YOUR TASK ->
From the listing that follows, output everything exactly except the pictures.

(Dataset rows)
"""
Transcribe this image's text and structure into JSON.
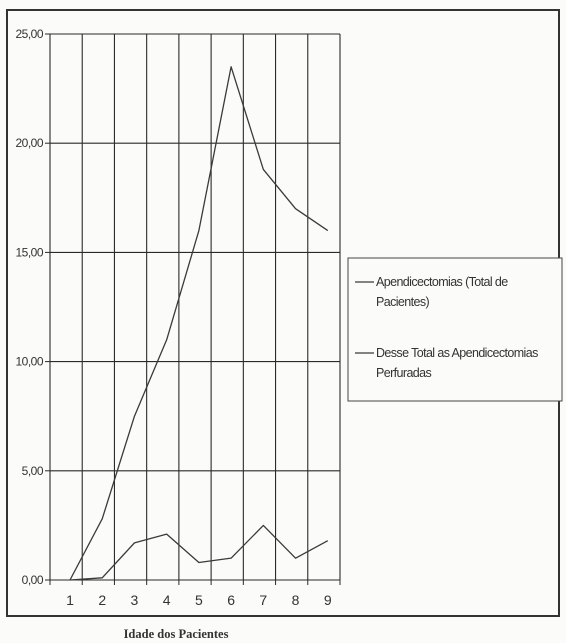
{
  "chart_data": {
    "type": "line",
    "x": [
      1,
      2,
      3,
      4,
      5,
      6,
      7,
      8,
      9
    ],
    "series": [
      {
        "name": "Apendicectomias (Total de Pacientes)",
        "name_lines": [
          "Apendicectomias (Total de",
          "Pacientes)"
        ],
        "values": [
          0.0,
          2.8,
          7.5,
          11.0,
          16.0,
          23.5,
          18.8,
          17.0,
          16.0
        ]
      },
      {
        "name": "Desse Total as Apendicectomias Perfuradas",
        "name_lines": [
          "Desse Total as Apendicectomias",
          "Perfuradas"
        ],
        "values": [
          0.0,
          0.1,
          1.7,
          2.1,
          0.8,
          1.0,
          2.5,
          1.0,
          1.8
        ]
      }
    ],
    "yticks": [
      "0,00",
      "5,00",
      "10,00",
      "15,00",
      "20,00",
      "25,00"
    ],
    "xticks": [
      "1",
      "2",
      "3",
      "4",
      "5",
      "6",
      "7",
      "8",
      "9"
    ],
    "xlabel": "Idade dos Pacientes",
    "ylabel": "",
    "title": "",
    "ylim": [
      0,
      25
    ],
    "grid": true,
    "legend": "right",
    "colors": {
      "line": "#3a3a3a",
      "grid": "#2a2a2a",
      "background": "#fbfbfa"
    }
  }
}
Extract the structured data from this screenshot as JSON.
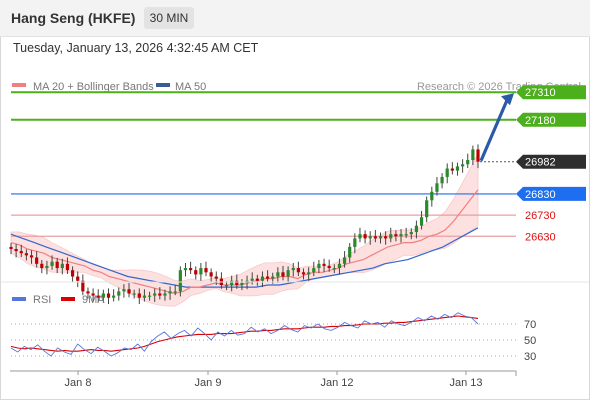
"""
EXERCISE RESULT ->
Transcribe this image's text and structure into JSON.
{
  "chart_data": {
    "type": "line",
    "x": [
      1,
      2,
      3,
      4,
      5,
      6,
      7,
      8,
      9
    ],
    "series": [
      {
        "name": "Apendicectomias (Total de Pacientes)",
        "name_lines": [
          "Apendicectomias (Total de",
          "Pacientes)"
        ],
        "values": [
          0.0,
          2.8,
          7.5,
          11.0,
          16.0,
          23.5,
          18.8,
          17.0,
          16.0
        ]
      },
      {
        "name": "Desse Total as Apendicectomias Perfuradas",
        "name_lines": [
          "Desse Total as Apendicectomias",
          "Perfuradas"
        ],
        "values": [
          0.0,
          0.1,
          1.7,
          2.1,
          0.8,
          1.0,
          2.5,
          1.0,
          1.8
        ]
      }
    ],
    "yticks": [
      "0,00",
      "5,00",
      "10,00",
      "15,00",
      "20,00",
      "25,00"
    ],
    "xticks": [
      "1",
      "2",
      "3",
      "4",
      "5",
      "6",
      "7",
      "8",
      "9"
    ],
    "xlabel": "Idade dos Pacientes",
    "ylabel": "",
    "title": "",
    "ylim": [
      0,
      25
    ],
    "grid": true,
    "legend": "right",
    "colors": {
      "line": "#3a3a3a",
      "grid": "#2a2a2a",
      "background": "#fbfbfa"
    }
  }
}
Extract the structured data from this screenshot as JSON.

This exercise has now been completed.